(BRIEF)
The records that follow must be reproduced in full, exactly as written.

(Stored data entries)
########################################
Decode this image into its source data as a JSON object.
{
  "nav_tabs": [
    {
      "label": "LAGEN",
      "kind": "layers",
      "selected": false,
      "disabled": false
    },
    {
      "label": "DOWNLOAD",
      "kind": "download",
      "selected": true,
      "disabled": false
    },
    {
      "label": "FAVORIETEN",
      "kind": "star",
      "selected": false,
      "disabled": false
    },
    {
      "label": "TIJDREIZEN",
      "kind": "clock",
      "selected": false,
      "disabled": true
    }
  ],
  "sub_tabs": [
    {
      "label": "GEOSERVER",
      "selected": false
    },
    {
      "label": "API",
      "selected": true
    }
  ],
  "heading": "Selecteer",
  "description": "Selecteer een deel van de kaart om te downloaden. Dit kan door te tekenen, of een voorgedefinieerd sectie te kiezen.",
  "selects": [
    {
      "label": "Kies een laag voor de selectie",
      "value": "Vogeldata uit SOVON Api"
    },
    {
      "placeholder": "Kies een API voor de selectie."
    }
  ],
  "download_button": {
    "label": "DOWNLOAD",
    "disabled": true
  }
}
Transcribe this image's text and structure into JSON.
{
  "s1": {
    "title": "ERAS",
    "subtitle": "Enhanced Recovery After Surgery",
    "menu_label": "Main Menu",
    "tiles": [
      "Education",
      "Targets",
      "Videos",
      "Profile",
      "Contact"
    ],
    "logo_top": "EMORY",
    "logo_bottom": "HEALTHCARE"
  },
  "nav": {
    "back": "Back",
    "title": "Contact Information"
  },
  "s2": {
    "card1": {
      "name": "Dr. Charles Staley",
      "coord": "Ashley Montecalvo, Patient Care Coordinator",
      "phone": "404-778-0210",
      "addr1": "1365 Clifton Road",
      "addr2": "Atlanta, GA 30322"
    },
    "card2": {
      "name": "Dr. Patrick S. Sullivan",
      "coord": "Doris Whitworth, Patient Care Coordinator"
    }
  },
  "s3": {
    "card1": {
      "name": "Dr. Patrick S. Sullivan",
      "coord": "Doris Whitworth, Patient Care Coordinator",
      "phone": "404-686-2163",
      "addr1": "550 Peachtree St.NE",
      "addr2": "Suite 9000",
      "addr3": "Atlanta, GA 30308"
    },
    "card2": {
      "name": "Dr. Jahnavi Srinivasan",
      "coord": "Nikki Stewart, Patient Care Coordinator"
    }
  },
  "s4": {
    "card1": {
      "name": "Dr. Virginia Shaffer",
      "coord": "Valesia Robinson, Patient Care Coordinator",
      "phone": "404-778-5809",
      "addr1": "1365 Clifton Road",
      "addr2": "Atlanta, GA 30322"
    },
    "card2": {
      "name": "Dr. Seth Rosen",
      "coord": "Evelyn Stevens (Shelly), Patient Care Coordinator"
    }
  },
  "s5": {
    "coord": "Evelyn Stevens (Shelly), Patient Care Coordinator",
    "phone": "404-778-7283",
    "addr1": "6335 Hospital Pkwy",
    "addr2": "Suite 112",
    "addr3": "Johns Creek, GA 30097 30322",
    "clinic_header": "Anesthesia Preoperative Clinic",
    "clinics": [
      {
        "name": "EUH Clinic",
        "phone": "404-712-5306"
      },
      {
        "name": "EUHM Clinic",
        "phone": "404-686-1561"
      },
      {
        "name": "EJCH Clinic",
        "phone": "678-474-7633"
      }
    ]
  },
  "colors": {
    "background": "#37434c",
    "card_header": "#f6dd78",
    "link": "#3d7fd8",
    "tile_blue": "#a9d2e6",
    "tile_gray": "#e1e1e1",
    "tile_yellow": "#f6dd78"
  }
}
########################################
(EXERCISE RESPONSE)
Decode this image into its source data as a JSON object.
{
  "nav_tabs": [
    {
      "label": "LAGEN",
      "kind": "layers",
      "selected": false,
      "disabled": false
    },
    {
      "label": "DOWNLOAD",
      "kind": "download",
      "selected": true,
      "disabled": false
    },
    {
      "label": "FAVORIETEN",
      "kind": "star",
      "selected": false,
      "disabled": false
    },
    {
      "label": "TIJDREIZEN",
      "kind": "clock",
      "selected": false,
      "disabled": true
    }
  ],
  "sub_tabs": [
    {
      "label": "GEOSERVER",
      "selected": false
    },
    {
      "label": "API",
      "selected": true
    }
  ],
  "heading": "Selecteer",
  "description": "Selecteer een deel van de kaart om te downloaden. Dit kan door te tekenen, of een voorgedefinieerd sectie te kiezen.",
  "selects": [
    {
      "label": "Kies een laag voor de selectie",
      "value": "Vogeldata uit SOVON Api"
    },
    {
      "placeholder": "Kies een API voor de selectie."
    }
  ],
  "download_button": {
    "label": "DOWNLOAD",
    "disabled": true
  }
}
Transcribe this image's text and structure into JSON.
{
  "s1": {
    "title": "ERAS",
    "subtitle": "Enhanced Recovery After Surgery",
    "menu_label": "Main Menu",
    "tiles": [
      "Education",
      "Targets",
      "Videos",
      "Profile",
      "Contact"
    ],
    "logo_top": "EMORY",
    "logo_bottom": "HEALTHCARE"
  },
  "nav": {
    "back": "Back",
    "title": "Contact Information"
  },
  "s2": {
    "card1": {
      "name": "Dr. Charles Staley",
      "coord": "Ashley Montecalvo, Patient Care Coordinator",
      "phone": "404-778-0210",
      "addr1": "1365 Clifton Road",
      "addr2": "Atlanta, GA 30322"
    },
    "card2": {
      "name": "Dr. Patrick S. Sullivan",
      "coord": "Doris Whitworth, Patient Care Coordinator"
    }
  },
  "s3": {
    "card1": {
      "name": "Dr. Patrick S. Sullivan",
      "coord": "Doris Whitworth, Patient Care Coordinator",
      "phone": "404-686-2163",
      "addr1": "550 Peachtree St.NE",
      "addr2": "Suite 9000",
      "addr3": "Atlanta, GA 30308"
    },
    "card2": {
      "name": "Dr. Jahnavi Srinivasan",
      "coord": "Nikki Stewart, Patient Care Coordinator"
    }
  },
  "s4": {
    "card1": {
      "name": "Dr. Virginia Shaffer",
      "coord": "Valesia Robinson, Patient Care Coordinator",
      "phone": "404-778-5809",
      "addr1": "1365 Clifton Road",
      "addr2": "Atlanta, GA 30322"
    },
    "card2": {
      "name": "Dr. Seth Rosen",
      "coord": "Evelyn Stevens (Shelly), Patient Care Coordinator"
    }
  },
  "s5": {
    "coord": "Evelyn Stevens (Shelly), Patient Care Coordinator",
    "phone": "404-778-7283",
    "addr1": "6335 Hospital Pkwy",
    "addr2": "Suite 112",
    "addr3": "Johns Creek, GA 30097 30322",
    "clinic_header": "Anesthesia Preoperative Clinic",
    "clinics": [
      {
        "name": "EUH Clinic",
        "phone": "404-712-5306"
      },
      {
        "name": "EUHM Clinic",
        "phone": "404-686-1561"
      },
      {
        "name": "EJCH Clinic",
        "phone": "678-474-7633"
      }
    ]
  },
  "colors": {
    "background": "#37434c",
    "card_header": "#f6dd78",
    "link": "#3d7fd8",
    "tile_blue": "#a9d2e6",
    "tile_gray": "#e1e1e1",
    "tile_yellow": "#f6dd78"
  }
}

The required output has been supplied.